**Given exercise:** Lines containing the string "TradingView" are to be counted. Write only how many there are.
· · · · ·
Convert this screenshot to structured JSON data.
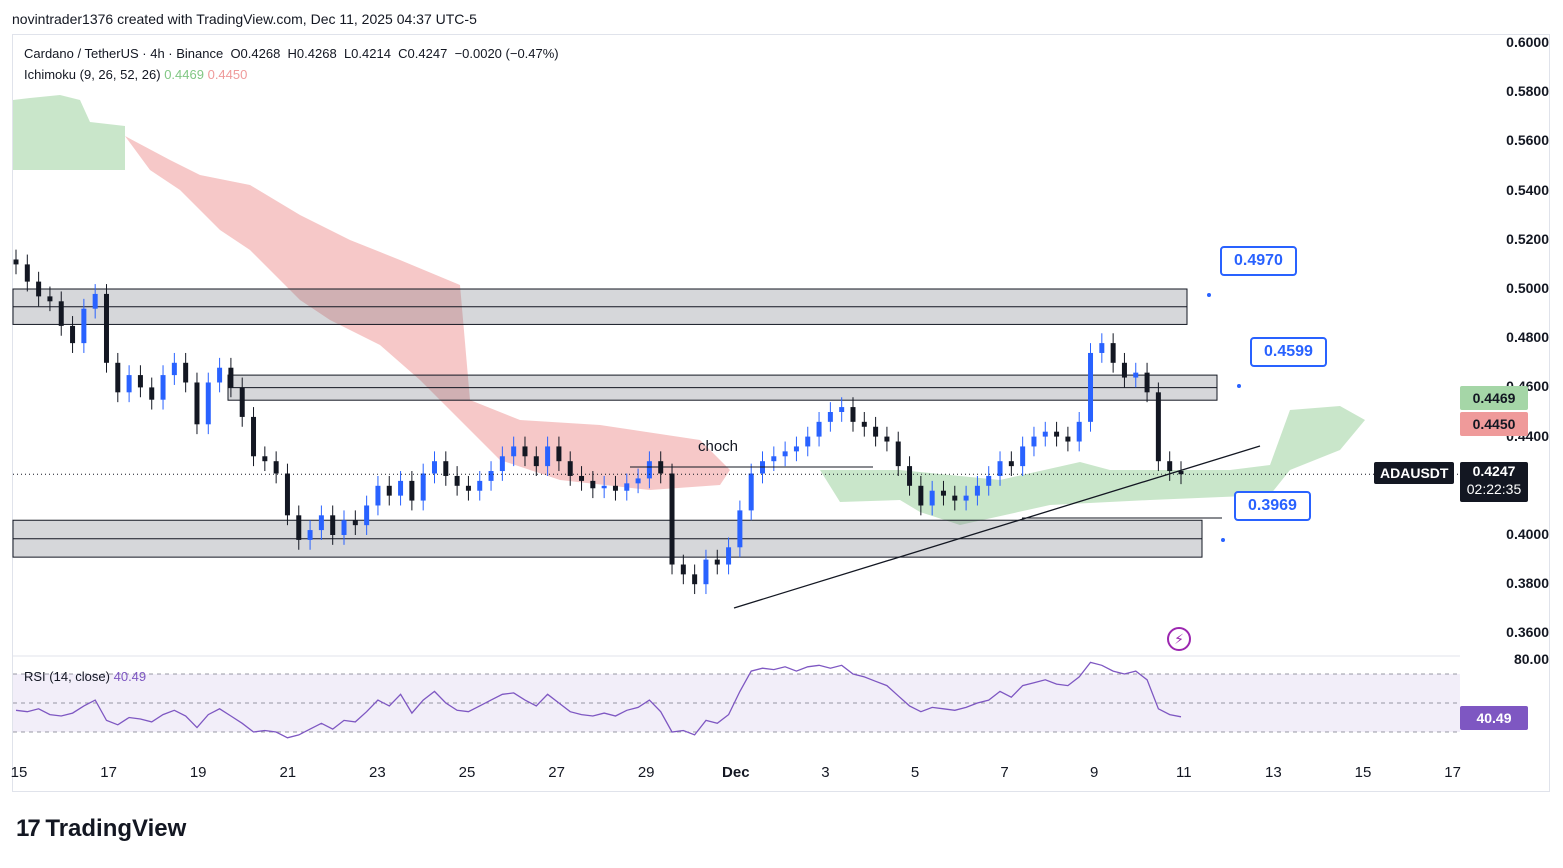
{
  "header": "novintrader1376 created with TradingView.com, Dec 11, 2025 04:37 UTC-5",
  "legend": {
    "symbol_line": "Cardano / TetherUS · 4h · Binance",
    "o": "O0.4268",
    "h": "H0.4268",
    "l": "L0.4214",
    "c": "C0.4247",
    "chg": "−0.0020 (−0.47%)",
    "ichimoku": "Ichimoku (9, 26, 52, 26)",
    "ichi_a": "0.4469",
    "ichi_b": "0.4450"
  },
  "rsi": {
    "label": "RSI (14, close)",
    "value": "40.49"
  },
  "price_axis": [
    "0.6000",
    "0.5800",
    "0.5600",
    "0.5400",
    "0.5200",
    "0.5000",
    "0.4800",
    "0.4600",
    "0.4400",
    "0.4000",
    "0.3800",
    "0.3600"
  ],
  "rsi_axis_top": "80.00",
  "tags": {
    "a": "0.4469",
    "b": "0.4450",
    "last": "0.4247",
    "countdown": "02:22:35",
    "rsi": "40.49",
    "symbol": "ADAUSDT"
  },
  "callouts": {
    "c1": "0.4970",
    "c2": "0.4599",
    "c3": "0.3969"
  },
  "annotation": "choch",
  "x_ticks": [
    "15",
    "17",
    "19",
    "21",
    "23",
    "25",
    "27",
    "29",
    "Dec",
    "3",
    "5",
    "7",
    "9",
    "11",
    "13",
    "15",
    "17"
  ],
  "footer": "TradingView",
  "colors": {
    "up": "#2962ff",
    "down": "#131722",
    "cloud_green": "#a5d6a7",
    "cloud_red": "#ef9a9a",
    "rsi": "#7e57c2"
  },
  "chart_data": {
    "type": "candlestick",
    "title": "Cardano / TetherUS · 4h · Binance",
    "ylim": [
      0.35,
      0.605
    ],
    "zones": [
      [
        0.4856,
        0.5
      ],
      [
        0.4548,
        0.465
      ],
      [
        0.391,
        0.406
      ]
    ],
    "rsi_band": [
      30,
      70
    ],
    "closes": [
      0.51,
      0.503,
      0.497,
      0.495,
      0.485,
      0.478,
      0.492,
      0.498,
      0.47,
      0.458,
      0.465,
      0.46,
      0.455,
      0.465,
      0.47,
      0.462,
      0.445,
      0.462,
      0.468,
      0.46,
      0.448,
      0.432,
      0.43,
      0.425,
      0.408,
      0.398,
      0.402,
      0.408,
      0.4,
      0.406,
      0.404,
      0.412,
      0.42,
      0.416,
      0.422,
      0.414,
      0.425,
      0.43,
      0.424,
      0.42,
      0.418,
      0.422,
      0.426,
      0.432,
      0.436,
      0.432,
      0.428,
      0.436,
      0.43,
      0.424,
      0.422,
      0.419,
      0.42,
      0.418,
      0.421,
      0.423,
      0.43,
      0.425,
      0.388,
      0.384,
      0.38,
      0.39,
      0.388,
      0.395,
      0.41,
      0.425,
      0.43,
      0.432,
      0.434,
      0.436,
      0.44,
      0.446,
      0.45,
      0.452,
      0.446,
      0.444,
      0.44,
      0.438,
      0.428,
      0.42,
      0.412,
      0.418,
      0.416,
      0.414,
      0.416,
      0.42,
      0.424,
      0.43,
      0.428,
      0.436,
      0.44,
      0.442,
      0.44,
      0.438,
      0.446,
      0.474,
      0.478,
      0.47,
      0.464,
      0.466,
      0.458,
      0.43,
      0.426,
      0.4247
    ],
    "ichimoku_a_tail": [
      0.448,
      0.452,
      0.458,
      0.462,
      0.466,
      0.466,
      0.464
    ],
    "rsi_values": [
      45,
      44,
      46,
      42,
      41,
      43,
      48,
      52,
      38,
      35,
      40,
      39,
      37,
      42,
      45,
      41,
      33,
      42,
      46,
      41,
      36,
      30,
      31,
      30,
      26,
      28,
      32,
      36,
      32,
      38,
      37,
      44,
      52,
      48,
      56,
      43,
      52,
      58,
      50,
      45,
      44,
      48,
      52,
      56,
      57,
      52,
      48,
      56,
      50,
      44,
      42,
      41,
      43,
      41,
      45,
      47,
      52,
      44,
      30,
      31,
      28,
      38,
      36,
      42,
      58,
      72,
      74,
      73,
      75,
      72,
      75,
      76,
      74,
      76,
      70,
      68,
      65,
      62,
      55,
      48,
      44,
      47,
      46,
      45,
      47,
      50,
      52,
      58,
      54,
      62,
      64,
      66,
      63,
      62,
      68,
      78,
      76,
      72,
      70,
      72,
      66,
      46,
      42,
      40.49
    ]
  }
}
· · · · ·
**Response to the task:** 2